• _Exercise description_
Copy every line of the following data that includes the string "JSON".

• _Data records_

***

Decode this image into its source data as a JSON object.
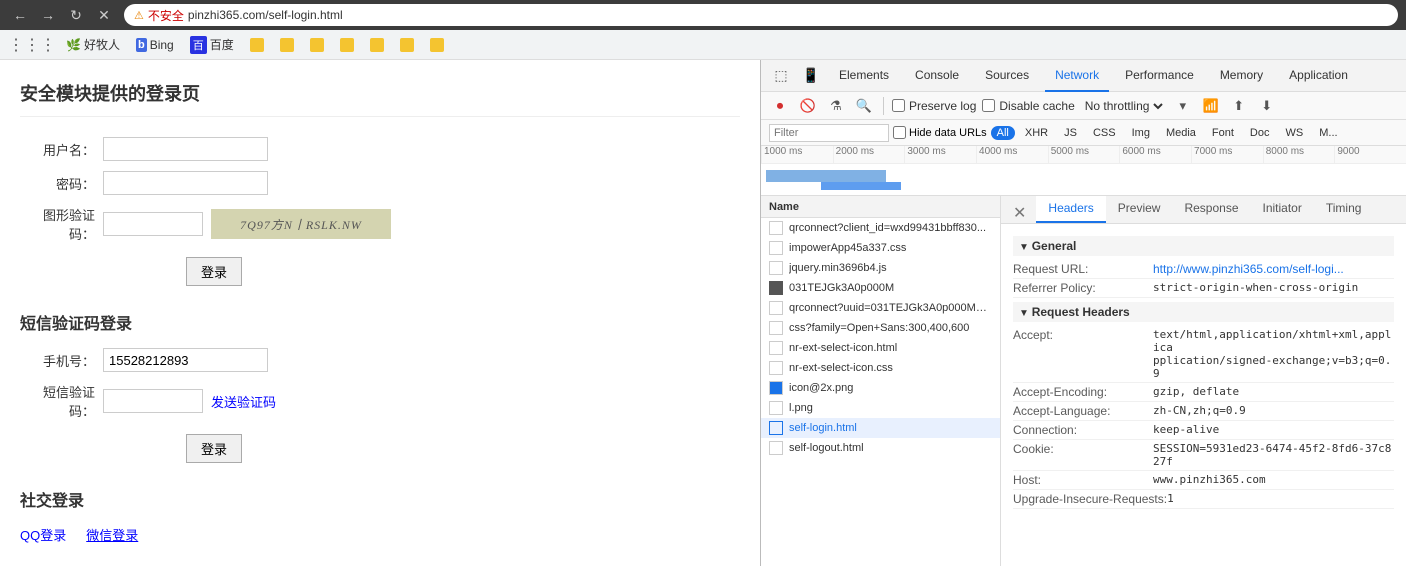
{
  "browser": {
    "back_label": "←",
    "forward_label": "→",
    "reload_label": "↻",
    "close_label": "✕",
    "security_icon": "⚠",
    "security_text": "不安全",
    "address": "pinzhi365.com/self-login.html",
    "address_full": "pinzhi365.com/self-login.html"
  },
  "bookmarks": [
    {
      "label": "好牧人",
      "icon": "🌿"
    },
    {
      "label": "Bing",
      "icon": "Ⓑ"
    },
    {
      "label": "百度",
      "icon": "🅱"
    },
    {
      "label": ""
    },
    {
      "label": ""
    },
    {
      "label": ""
    },
    {
      "label": ""
    },
    {
      "label": ""
    },
    {
      "label": ""
    },
    {
      "label": ""
    }
  ],
  "page": {
    "title": "安全模块提供的登录页",
    "security_section": {
      "username_label": "用户名：",
      "username_placeholder": "",
      "password_label": "密码：",
      "password_placeholder": "",
      "captcha_label": "图形验证码：",
      "captcha_value": "7Q97方N丨RSLK.NW",
      "login_btn": "登录"
    },
    "sms_section": {
      "title": "短信验证码登录",
      "phone_label": "手机号：",
      "phone_value": "15528212893",
      "sms_label": "短信验证码：",
      "sms_placeholder": "",
      "send_btn": "发送验证码",
      "login_btn": "登录"
    },
    "social_section": {
      "title": "社交登录",
      "qq_label": "QQ登录",
      "wechat_label": "微信登录"
    }
  },
  "devtools": {
    "tabs": [
      "Elements",
      "Console",
      "Sources",
      "Network",
      "Performance",
      "Memory",
      "Application"
    ],
    "active_tab": "Network",
    "toolbar": {
      "preserve_log": "Preserve log",
      "disable_cache": "Disable cache",
      "no_throttling": "No throttling"
    },
    "filter_bar": {
      "filter_placeholder": "Filter",
      "hide_data_urls": "Hide data URLs",
      "all_label": "All",
      "xhr_label": "XHR",
      "js_label": "JS",
      "css_label": "CSS",
      "img_label": "Img",
      "media_label": "Media",
      "font_label": "Font",
      "doc_label": "Doc",
      "ws_label": "WS",
      "m_label": "M..."
    },
    "timeline": {
      "ticks": [
        "1000 ms",
        "2000 ms",
        "3000 ms",
        "4000 ms",
        "5000 ms",
        "6000 ms",
        "7000 ms",
        "8000 ms",
        "9000"
      ]
    },
    "network_items": [
      {
        "name": "qrconnect?client_id=wxd99431bbff830...",
        "icon": "file",
        "selected": false
      },
      {
        "name": "impowerApp45a337.css",
        "icon": "file",
        "selected": false
      },
      {
        "name": "jquery.min3696b4.js",
        "icon": "file",
        "selected": false
      },
      {
        "name": "031TEJGk3A0p000M",
        "icon": "image",
        "selected": false
      },
      {
        "name": "qrconnect?uuid=031TEJGk3A0p000M&...",
        "icon": "file",
        "selected": false
      },
      {
        "name": "css?family=Open+Sans:300,400,600",
        "icon": "file",
        "selected": false
      },
      {
        "name": "nr-ext-select-icon.html",
        "icon": "file",
        "selected": false
      },
      {
        "name": "nr-ext-select-icon.css",
        "icon": "file",
        "selected": false
      },
      {
        "name": "icon@2x.png",
        "icon": "image-blue",
        "selected": false
      },
      {
        "name": "l.png",
        "icon": "file",
        "selected": false
      },
      {
        "name": "self-login.html",
        "icon": "file",
        "selected": true
      },
      {
        "name": "self-logout.html",
        "icon": "file",
        "selected": false
      }
    ],
    "details": {
      "tabs": [
        "Headers",
        "Preview",
        "Response",
        "Initiator",
        "Timing"
      ],
      "active_tab": "Headers",
      "general": {
        "label": "General",
        "request_url_label": "Request URL:",
        "request_url_value": "http://www.pinzhi365.com/self-logi...",
        "referrer_policy_label": "Referrer Policy:",
        "referrer_policy_value": "strict-origin-when-cross-origin"
      },
      "request_headers": {
        "label": "Request Headers",
        "accept_label": "Accept:",
        "accept_value": "text/html,application/xhtml+xml,applica",
        "accept_value2": "pplication/signed-exchange;v=b3;q=0.9",
        "encoding_label": "Accept-Encoding:",
        "encoding_value": "gzip, deflate",
        "language_label": "Accept-Language:",
        "language_value": "zh-CN,zh;q=0.9",
        "connection_label": "Connection:",
        "connection_value": "keep-alive",
        "cookie_label": "Cookie:",
        "cookie_value": "SESSION=5931ed23-6474-45f2-8fd6-37c827f",
        "host_label": "Host:",
        "host_value": "www.pinzhi365.com",
        "upgrade_label": "Upgrade-Insecure-Requests:",
        "upgrade_value": "1"
      }
    }
  }
}
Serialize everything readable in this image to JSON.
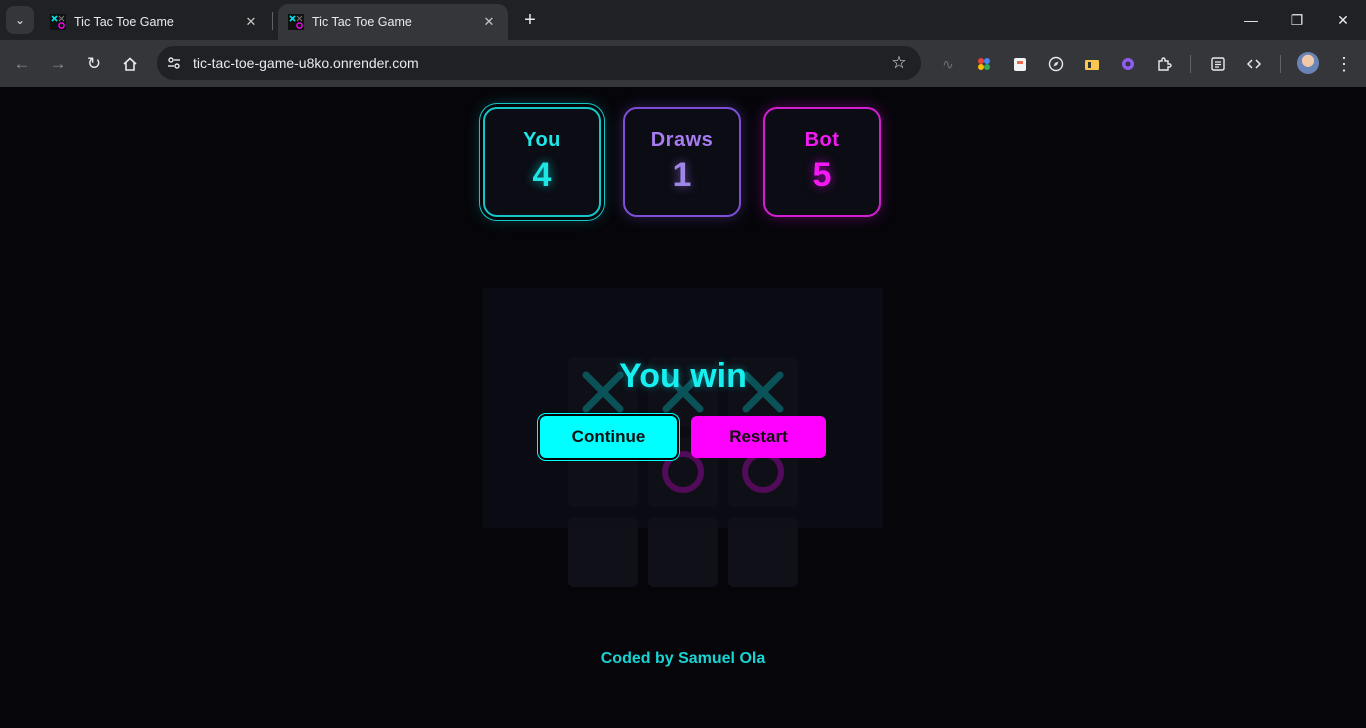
{
  "browser": {
    "tabs": [
      {
        "title": "Tic Tac Toe Game",
        "active": false
      },
      {
        "title": "Tic Tac Toe Game",
        "active": true
      }
    ],
    "url": "tic-tac-toe-game-u8ko.onrender.com"
  },
  "scoreboard": {
    "you": {
      "label": "You",
      "value": "4"
    },
    "draws": {
      "label": "Draws",
      "value": "1"
    },
    "bot": {
      "label": "Bot",
      "value": "5"
    }
  },
  "board": {
    "cells": [
      "X",
      "X",
      "X",
      "",
      "O",
      "O",
      "",
      "",
      ""
    ]
  },
  "result": {
    "message": "You win",
    "continue_label": "Continue",
    "restart_label": "Restart"
  },
  "footer": {
    "credit": "Coded by Samuel Ola"
  },
  "colors": {
    "you": "#00ffff",
    "draws": "#8a5cf0",
    "bot": "#ff00ff",
    "background": "#06060a"
  }
}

***

• _Result of this exercise_
Decode this image into its source data as a JSON object.
Serialize everything readable in this image to JSON.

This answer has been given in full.